Exercise requirements:
The records that follow should be retyped word for word.

Supplied information:
----------

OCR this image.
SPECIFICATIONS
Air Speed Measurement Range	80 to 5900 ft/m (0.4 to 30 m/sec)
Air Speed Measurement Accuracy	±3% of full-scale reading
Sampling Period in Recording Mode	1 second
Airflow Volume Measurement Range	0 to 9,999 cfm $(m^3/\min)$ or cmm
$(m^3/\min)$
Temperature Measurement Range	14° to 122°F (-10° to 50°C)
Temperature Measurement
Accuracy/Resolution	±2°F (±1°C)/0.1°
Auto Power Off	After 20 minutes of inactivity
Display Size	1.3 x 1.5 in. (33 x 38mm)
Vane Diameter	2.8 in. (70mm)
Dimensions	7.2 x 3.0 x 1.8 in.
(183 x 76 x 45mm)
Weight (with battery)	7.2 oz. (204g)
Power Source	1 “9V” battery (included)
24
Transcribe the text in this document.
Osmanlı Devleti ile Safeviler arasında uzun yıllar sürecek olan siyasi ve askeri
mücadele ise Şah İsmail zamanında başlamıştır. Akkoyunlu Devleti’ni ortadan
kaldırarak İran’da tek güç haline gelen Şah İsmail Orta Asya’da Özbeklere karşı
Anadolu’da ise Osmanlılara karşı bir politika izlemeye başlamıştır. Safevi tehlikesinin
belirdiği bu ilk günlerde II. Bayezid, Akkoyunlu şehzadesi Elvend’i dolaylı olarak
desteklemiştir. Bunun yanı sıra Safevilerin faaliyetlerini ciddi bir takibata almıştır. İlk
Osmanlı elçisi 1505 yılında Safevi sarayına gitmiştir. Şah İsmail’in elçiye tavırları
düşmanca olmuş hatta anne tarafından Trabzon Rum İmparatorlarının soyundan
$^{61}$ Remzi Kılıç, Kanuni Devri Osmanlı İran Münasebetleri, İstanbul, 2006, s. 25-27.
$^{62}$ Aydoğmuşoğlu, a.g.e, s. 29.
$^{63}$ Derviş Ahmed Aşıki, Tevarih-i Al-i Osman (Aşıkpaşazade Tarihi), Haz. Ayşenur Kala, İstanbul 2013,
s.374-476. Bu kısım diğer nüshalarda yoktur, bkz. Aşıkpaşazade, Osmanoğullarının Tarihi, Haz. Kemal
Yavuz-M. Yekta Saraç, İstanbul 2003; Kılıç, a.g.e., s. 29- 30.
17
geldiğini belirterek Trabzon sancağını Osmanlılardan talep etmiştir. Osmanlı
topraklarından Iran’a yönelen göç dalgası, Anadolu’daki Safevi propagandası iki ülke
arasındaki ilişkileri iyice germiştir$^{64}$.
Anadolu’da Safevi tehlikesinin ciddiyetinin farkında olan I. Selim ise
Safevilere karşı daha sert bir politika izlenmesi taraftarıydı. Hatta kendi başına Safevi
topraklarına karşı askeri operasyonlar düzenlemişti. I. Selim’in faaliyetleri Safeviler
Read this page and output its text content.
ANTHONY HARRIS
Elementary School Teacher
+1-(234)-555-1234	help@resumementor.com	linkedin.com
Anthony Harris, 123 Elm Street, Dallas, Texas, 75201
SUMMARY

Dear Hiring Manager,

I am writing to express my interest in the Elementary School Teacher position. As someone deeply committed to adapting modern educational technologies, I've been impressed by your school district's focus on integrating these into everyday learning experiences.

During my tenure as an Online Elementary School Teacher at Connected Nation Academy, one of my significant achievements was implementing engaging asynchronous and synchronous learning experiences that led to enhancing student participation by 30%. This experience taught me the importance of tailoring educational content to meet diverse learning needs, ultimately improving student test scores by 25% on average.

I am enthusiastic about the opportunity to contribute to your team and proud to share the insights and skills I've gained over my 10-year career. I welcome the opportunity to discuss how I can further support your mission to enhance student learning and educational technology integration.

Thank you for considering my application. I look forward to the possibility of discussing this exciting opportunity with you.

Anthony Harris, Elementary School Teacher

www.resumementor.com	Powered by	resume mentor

----------

The output:
OCR this image.
SPECIFICATIONS
Air Speed Measurement Range	80 to 5900 ft/m (0.4 to 30 m/sec)
Air Speed Measurement Accuracy	±3% of full-scale reading
Sampling Period in Recording Mode	1 second
Airflow Volume Measurement Range	0 to 9,999 cfm $(m^3/\min)$ or cmm
$(m^3/\min)$
Temperature Measurement Range	14° to 122°F (-10° to 50°C)
Temperature Measurement
Accuracy/Resolution	±2°F (±1°C)/0.1°
Auto Power Off	After 20 minutes of inactivity
Display Size	1.3 x 1.5 in. (33 x 38mm)
Vane Diameter	2.8 in. (70mm)
Dimensions	7.2 x 3.0 x 1.8 in.
(183 x 76 x 45mm)
Weight (with battery)	7.2 oz. (204g)
Power Source	1 “9V” battery (included)
24
Transcribe the text in this document.
Osmanlı Devleti ile Safeviler arasında uzun yıllar sürecek olan siyasi ve askeri
mücadele ise Şah İsmail zamanında başlamıştır. Akkoyunlu Devleti’ni ortadan
kaldırarak İran’da tek güç haline gelen Şah İsmail Orta Asya’da Özbeklere karşı
Anadolu’da ise Osmanlılara karşı bir politika izlemeye başlamıştır. Safevi tehlikesinin
belirdiği bu ilk günlerde II. Bayezid, Akkoyunlu şehzadesi Elvend’i dolaylı olarak
desteklemiştir. Bunun yanı sıra Safevilerin faaliyetlerini ciddi bir takibata almıştır. İlk
Osmanlı elçisi 1505 yılında Safevi sarayına gitmiştir. Şah İsmail’in elçiye tavırları
düşmanca olmuş hatta anne tarafından Trabzon Rum İmparatorlarının soyundan
$^{61}$ Remzi Kılıç, Kanuni Devri Osmanlı İran Münasebetleri, İstanbul, 2006, s. 25-27.
$^{62}$ Aydoğmuşoğlu, a.g.e, s. 29.
$^{63}$ Derviş Ahmed Aşıki, Tevarih-i Al-i Osman (Aşıkpaşazade Tarihi), Haz. Ayşenur Kala, İstanbul 2013,
s.374-476. Bu kısım diğer nüshalarda yoktur, bkz. Aşıkpaşazade, Osmanoğullarının Tarihi, Haz. Kemal
Yavuz-M. Yekta Saraç, İstanbul 2003; Kılıç, a.g.e., s. 29- 30.
17
geldiğini belirterek Trabzon sancağını Osmanlılardan talep etmiştir. Osmanlı
topraklarından Iran’a yönelen göç dalgası, Anadolu’daki Safevi propagandası iki ülke
arasındaki ilişkileri iyice germiştir$^{64}$.
Anadolu’da Safevi tehlikesinin ciddiyetinin farkında olan I. Selim ise
Safevilere karşı daha sert bir politika izlenmesi taraftarıydı. Hatta kendi başına Safevi
topraklarına karşı askeri operasyonlar düzenlemişti. I. Selim’in faaliyetleri Safeviler
Read this page and output its text content.
ANTHONY HARRIS
Elementary School Teacher
+1-(234)-555-1234	help@resumementor.com	linkedin.com
Anthony Harris, 123 Elm Street, Dallas, Texas, 75201
SUMMARY

Dear Hiring Manager,

I am writing to express my interest in the Elementary School Teacher position. As someone deeply committed to adapting modern educational technologies, I've been impressed by your school district's focus on integrating these into everyday learning experiences.

During my tenure as an Online Elementary School Teacher at Connected Nation Academy, one of my significant achievements was implementing engaging asynchronous and synchronous learning experiences that led to enhancing student participation by 30%. This experience taught me the importance of tailoring educational content to meet diverse learning needs, ultimately improving student test scores by 25% on average.

I am enthusiastic about the opportunity to contribute to your team and proud to share the insights and skills I've gained over my 10-year career. I welcome the opportunity to discuss how I can further support your mission to enhance student learning and educational technology integration.

Thank you for considering my application. I look forward to the possibility of discussing this exciting opportunity with you.

Anthony Harris, Elementary School Teacher

www.resumementor.com	Powered by	resume mentor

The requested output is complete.